* TASK PROMPT
Repeat precisely, and only, the lines between the line containing "Transcribe this image's" and the end of the listing below, both ends included.

((

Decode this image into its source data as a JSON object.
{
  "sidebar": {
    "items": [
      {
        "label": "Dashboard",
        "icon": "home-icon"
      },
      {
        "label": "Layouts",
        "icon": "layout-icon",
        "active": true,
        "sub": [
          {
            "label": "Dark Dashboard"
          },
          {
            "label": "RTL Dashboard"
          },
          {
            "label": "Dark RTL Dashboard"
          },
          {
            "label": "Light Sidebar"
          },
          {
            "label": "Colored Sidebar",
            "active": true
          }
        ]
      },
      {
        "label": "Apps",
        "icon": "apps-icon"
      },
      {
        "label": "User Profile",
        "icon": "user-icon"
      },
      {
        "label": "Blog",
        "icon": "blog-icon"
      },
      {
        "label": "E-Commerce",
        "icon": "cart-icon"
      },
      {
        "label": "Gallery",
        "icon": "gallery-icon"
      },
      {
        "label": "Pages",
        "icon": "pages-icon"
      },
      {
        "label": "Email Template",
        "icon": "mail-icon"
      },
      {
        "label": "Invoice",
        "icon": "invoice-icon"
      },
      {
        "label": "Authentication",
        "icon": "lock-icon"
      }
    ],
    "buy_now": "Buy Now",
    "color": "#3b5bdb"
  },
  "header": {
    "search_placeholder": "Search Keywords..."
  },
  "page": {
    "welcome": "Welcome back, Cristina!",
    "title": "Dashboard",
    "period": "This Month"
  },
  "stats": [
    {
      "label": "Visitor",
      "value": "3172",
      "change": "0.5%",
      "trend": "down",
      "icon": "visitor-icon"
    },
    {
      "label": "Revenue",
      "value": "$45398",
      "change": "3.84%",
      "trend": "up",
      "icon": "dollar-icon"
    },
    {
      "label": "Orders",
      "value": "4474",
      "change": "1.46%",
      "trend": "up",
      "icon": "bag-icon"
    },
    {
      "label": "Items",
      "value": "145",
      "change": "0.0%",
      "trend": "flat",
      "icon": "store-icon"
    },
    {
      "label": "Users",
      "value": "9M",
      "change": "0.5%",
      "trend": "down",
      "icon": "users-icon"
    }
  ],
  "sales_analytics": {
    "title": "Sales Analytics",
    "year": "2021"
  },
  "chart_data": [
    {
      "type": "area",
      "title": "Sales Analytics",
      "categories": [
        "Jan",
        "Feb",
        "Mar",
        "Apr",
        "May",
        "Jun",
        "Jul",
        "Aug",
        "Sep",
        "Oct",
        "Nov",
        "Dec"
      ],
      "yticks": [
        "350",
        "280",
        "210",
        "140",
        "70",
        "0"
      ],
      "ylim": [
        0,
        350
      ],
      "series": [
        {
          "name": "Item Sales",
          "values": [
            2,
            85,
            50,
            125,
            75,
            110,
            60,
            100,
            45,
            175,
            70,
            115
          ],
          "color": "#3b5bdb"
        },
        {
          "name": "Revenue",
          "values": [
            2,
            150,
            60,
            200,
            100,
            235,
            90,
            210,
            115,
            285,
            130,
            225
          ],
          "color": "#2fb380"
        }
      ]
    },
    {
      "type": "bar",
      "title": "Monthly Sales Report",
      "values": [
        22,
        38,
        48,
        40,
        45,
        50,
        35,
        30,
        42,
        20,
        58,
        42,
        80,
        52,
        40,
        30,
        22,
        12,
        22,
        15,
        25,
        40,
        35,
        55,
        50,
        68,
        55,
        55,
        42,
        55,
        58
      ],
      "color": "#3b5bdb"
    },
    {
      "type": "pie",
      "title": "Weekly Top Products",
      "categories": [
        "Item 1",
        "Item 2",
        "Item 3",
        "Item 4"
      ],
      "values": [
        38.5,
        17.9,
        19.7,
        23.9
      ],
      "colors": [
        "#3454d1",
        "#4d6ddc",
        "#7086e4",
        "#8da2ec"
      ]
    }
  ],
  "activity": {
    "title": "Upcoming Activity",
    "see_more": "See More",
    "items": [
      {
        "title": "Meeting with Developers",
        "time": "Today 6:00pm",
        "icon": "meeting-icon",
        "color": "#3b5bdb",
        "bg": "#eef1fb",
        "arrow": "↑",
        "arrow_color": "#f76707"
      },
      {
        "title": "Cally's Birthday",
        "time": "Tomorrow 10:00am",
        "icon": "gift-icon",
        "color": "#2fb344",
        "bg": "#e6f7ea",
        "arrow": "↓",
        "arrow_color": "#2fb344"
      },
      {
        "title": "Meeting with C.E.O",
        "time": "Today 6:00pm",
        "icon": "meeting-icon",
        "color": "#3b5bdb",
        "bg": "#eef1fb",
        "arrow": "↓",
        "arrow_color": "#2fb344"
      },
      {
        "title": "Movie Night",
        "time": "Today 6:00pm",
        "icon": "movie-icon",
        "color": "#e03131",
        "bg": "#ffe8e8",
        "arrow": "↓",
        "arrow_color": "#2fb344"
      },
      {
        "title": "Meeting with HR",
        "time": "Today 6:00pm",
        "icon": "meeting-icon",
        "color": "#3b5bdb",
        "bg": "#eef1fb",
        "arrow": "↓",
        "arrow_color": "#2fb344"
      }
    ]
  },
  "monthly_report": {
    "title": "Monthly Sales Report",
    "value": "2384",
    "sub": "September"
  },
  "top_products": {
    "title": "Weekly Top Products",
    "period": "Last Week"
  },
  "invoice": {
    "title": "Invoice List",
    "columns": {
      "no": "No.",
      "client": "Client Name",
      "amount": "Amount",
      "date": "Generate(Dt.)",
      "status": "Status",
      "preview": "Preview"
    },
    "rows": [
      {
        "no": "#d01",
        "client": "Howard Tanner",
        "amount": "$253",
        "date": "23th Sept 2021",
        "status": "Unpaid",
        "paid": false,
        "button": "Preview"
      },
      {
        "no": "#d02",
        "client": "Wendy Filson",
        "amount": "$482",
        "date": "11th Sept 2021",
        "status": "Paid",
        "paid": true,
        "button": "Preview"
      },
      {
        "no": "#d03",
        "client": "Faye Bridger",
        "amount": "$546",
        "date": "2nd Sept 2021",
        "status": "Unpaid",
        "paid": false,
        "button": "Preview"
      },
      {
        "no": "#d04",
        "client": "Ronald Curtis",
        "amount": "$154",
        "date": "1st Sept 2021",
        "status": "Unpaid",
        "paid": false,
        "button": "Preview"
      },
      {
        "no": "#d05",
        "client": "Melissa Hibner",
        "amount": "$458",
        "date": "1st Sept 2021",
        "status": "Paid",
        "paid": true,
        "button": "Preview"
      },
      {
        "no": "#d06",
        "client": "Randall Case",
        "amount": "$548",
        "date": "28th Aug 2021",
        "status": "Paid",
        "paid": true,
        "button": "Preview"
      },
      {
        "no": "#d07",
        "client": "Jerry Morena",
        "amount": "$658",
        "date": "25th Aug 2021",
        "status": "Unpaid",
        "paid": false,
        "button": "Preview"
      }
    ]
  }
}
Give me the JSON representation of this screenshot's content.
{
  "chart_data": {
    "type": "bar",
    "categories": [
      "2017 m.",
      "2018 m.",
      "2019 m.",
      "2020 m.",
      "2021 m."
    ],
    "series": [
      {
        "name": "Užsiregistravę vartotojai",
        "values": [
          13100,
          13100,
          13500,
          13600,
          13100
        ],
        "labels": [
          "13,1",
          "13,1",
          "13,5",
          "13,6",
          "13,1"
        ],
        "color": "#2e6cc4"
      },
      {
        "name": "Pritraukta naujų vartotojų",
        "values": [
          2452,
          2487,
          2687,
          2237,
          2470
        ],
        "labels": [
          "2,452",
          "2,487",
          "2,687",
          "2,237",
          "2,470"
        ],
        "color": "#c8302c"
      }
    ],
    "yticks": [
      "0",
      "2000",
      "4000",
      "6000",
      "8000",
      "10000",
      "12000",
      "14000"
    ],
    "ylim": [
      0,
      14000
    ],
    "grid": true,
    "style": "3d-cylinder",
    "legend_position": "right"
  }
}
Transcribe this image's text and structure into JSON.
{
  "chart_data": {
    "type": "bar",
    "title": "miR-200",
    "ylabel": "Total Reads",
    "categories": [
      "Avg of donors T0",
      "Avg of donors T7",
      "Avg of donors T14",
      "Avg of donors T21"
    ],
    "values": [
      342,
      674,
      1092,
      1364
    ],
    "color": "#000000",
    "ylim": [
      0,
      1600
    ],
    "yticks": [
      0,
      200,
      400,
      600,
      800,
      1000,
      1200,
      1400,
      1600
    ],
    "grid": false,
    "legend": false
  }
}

))

* WORKED ANSWER
Transcribe this image's text and structure into JSON.
{
  "chart_data": {
    "type": "bar",
    "title": "miR-200",
    "ylabel": "Total Reads",
    "categories": [
      "Avg of donors T0",
      "Avg of donors T7",
      "Avg of donors T14",
      "Avg of donors T21"
    ],
    "values": [
      342,
      674,
      1092,
      1364
    ],
    "color": "#000000",
    "ylim": [
      0,
      1600
    ],
    "yticks": [
      0,
      200,
      400,
      600,
      800,
      1000,
      1200,
      1400,
      1600
    ],
    "grid": false,
    "legend": false
  }
}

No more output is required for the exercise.